*Exercise passage*:
-- Opening Marker --

If someone did that to me my husband would snap too...


Graham P
There is no need to be afraid of your husband, because of this situation.

If he has never hurt you before he most likely never will cause any serious harm.

The situation he was put in is a different context. He may have felt he had to go overboard or he might have had a bad day and/or he might be very protective of you.

My father was a professional killer but never hit a woman in his life as far as I know, although his temper when giving orders to people e.g. when captaining a boat was more heated than needed.

He also had the evenest temper in social situation if someone was trying to haress him.

People act diferently in different situations. Most likely he saw the love of his life in strife and the animal in him came out. My father these days wanders around in a frilly apron and duster in hand.

Guys are more naturally prone to moments of violence than women, whilst women are more prone to taking long term revenge on their enemies.

If a man is constantly violent or is shouting you down, or purposely intimidating you al the time, I would be concerned.

I am a very placid guy, verging on the sissy; but I have moments when I want to hit a woman, or feel a need to lash out viloently.

I might occasionally break something in frustration, but the only time I recall hurting a woman was when I was being hit and the girl hurt her hand.

Your bloke sounds even more good tempered than me.

Your emotional reaction (of being scared of him) is quite common and understandable but you really have nothing more to worry about than before the incident.

Just to be on the safe side, make sure he hasn't changed medications recently or is suffering from pent up stress, he hasn't discussed with you.

Just give hime a nice massage, to relivieve potentail stress. Even if he isn't stressed he hill likely appreciate the thought.

-- Closing Marker --

*Data provided*:
-- Opening Marker --

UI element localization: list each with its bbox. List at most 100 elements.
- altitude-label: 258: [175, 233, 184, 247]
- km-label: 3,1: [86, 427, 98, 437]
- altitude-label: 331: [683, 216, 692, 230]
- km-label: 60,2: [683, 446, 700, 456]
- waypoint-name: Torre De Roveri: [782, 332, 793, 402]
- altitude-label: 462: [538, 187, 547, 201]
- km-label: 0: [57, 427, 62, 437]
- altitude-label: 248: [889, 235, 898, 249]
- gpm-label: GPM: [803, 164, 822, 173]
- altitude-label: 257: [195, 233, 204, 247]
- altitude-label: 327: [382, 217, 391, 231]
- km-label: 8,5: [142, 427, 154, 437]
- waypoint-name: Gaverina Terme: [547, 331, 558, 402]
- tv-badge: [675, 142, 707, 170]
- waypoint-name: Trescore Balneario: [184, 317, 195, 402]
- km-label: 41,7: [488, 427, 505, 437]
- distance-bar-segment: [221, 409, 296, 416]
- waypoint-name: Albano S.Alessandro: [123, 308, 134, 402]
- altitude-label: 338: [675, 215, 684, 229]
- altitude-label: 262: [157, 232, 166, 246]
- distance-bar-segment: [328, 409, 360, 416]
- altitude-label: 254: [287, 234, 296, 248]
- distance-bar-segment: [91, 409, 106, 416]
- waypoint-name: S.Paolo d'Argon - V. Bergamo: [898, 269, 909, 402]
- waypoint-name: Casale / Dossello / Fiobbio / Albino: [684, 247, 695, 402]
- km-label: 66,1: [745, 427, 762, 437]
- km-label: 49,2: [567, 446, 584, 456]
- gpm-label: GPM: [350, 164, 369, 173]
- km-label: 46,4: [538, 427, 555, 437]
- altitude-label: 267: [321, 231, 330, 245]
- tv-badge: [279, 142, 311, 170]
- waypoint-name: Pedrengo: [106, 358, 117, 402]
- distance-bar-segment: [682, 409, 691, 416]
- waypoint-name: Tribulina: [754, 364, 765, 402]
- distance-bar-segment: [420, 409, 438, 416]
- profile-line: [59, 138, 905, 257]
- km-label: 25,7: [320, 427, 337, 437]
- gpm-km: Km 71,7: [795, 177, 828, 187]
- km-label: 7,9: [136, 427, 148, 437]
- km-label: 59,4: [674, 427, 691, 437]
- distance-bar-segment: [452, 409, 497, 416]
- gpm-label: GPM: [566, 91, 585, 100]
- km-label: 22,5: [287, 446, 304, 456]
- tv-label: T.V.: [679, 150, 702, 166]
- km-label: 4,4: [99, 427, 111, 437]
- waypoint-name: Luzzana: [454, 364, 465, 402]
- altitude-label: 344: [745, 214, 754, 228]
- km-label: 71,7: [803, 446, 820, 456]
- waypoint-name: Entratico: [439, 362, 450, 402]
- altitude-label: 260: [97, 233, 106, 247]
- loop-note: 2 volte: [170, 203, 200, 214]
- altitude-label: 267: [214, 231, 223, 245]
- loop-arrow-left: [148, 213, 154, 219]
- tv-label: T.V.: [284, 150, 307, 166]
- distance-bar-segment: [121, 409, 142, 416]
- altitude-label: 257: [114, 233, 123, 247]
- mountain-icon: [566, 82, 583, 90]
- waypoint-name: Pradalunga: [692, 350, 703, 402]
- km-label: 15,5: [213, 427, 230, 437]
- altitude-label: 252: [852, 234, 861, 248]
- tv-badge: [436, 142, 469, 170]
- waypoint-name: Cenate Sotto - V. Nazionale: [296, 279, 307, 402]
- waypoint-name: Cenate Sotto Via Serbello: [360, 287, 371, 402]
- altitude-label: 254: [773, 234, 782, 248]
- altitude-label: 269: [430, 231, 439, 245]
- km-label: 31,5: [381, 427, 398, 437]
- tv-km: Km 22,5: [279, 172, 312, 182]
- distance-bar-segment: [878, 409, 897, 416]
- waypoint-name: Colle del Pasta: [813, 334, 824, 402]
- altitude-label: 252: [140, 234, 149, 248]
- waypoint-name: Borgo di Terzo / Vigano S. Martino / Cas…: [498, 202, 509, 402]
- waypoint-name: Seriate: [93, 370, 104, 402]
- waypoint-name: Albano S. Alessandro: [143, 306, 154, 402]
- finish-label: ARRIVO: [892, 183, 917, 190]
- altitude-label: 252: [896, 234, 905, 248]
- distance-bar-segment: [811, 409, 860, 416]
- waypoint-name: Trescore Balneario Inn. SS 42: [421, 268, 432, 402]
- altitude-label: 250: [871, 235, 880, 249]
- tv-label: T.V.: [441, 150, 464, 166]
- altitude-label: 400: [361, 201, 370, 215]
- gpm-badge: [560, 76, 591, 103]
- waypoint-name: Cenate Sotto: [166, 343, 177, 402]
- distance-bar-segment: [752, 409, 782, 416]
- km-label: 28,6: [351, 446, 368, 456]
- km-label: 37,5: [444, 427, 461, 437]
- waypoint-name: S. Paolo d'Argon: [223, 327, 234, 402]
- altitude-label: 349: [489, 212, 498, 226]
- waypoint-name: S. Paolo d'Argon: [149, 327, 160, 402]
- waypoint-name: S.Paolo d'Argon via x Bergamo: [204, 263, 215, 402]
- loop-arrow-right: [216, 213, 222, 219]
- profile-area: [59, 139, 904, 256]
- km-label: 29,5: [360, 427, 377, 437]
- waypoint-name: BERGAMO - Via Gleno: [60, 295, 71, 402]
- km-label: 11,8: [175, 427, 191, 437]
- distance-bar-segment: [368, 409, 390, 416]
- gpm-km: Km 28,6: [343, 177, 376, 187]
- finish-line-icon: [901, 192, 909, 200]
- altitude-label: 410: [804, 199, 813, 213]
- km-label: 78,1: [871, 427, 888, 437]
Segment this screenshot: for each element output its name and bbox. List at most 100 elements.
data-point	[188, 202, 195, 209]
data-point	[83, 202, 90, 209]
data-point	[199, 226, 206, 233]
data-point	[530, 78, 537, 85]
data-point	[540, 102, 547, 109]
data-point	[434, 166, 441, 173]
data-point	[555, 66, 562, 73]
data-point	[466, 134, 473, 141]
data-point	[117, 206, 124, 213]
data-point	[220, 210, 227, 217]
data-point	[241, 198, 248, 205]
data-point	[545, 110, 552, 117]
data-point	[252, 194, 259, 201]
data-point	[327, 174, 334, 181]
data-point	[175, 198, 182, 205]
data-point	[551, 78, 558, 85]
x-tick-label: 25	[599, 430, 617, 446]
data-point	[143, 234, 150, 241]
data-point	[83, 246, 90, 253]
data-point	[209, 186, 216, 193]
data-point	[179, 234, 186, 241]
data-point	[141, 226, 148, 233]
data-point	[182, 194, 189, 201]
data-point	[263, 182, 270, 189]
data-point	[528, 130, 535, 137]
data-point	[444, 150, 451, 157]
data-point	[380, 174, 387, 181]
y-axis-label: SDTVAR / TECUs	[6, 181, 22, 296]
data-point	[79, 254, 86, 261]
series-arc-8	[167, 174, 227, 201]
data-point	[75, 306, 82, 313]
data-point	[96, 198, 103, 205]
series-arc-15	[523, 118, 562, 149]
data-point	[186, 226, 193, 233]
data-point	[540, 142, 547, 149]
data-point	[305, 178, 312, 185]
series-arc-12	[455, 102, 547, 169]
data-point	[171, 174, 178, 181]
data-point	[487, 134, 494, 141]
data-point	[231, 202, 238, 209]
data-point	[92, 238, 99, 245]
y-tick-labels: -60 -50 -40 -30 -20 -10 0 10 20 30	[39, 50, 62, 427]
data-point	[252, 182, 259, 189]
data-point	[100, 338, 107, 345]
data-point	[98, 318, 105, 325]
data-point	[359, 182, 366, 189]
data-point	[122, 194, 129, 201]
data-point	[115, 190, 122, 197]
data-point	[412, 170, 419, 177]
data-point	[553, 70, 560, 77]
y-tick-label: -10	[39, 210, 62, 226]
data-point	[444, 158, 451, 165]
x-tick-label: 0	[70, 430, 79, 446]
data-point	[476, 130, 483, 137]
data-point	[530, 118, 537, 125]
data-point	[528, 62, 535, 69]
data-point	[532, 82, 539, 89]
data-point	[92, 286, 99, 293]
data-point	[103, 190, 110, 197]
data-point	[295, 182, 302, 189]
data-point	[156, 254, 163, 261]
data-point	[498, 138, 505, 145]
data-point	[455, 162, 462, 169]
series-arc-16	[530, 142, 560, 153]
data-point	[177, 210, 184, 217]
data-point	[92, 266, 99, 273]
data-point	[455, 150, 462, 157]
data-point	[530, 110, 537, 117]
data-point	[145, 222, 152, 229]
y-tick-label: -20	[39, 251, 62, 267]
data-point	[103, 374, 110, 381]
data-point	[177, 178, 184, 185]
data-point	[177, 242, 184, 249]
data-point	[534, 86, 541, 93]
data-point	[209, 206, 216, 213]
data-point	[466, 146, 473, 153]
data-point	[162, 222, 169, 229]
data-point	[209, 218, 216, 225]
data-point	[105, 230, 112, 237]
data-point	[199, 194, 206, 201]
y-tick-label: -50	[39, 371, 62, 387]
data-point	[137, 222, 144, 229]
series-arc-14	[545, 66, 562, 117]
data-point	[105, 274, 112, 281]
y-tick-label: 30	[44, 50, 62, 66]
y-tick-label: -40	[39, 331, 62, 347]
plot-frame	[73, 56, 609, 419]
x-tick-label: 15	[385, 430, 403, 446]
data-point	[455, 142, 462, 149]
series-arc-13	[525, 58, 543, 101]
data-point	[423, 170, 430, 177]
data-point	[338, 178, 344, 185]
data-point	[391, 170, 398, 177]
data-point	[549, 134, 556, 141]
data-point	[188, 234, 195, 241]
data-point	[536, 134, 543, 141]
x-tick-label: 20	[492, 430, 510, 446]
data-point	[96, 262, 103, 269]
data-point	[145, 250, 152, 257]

-- Closing Marker --

*Work task 1*:
According to the forum reply, what does the writer's father do these days?
*Work task 2*:
Translate this sentence from the forum reply into Spanish: "Your bloke sounds even more good tempered than me."
*Work task 3*:
From the forum reply, set down the passage starting with "Just to be on" and going on through "appreciate the thought.".

*Final answer 1*:
He wanders around in a frilly apron with a duster in hand.

*Final answer 2*:
Tu hombre parece tener aún mejor carácter que yo.

*Final answer 3*:
Just to be on the safe side, make sure he hasn't changed medications recently or is suffering from pent up stress, he hasn't discussed with you.

Just give hime a nice massage, to relivieve potentail stress. Even if he isn't stressed he hill likely appreciate the thought.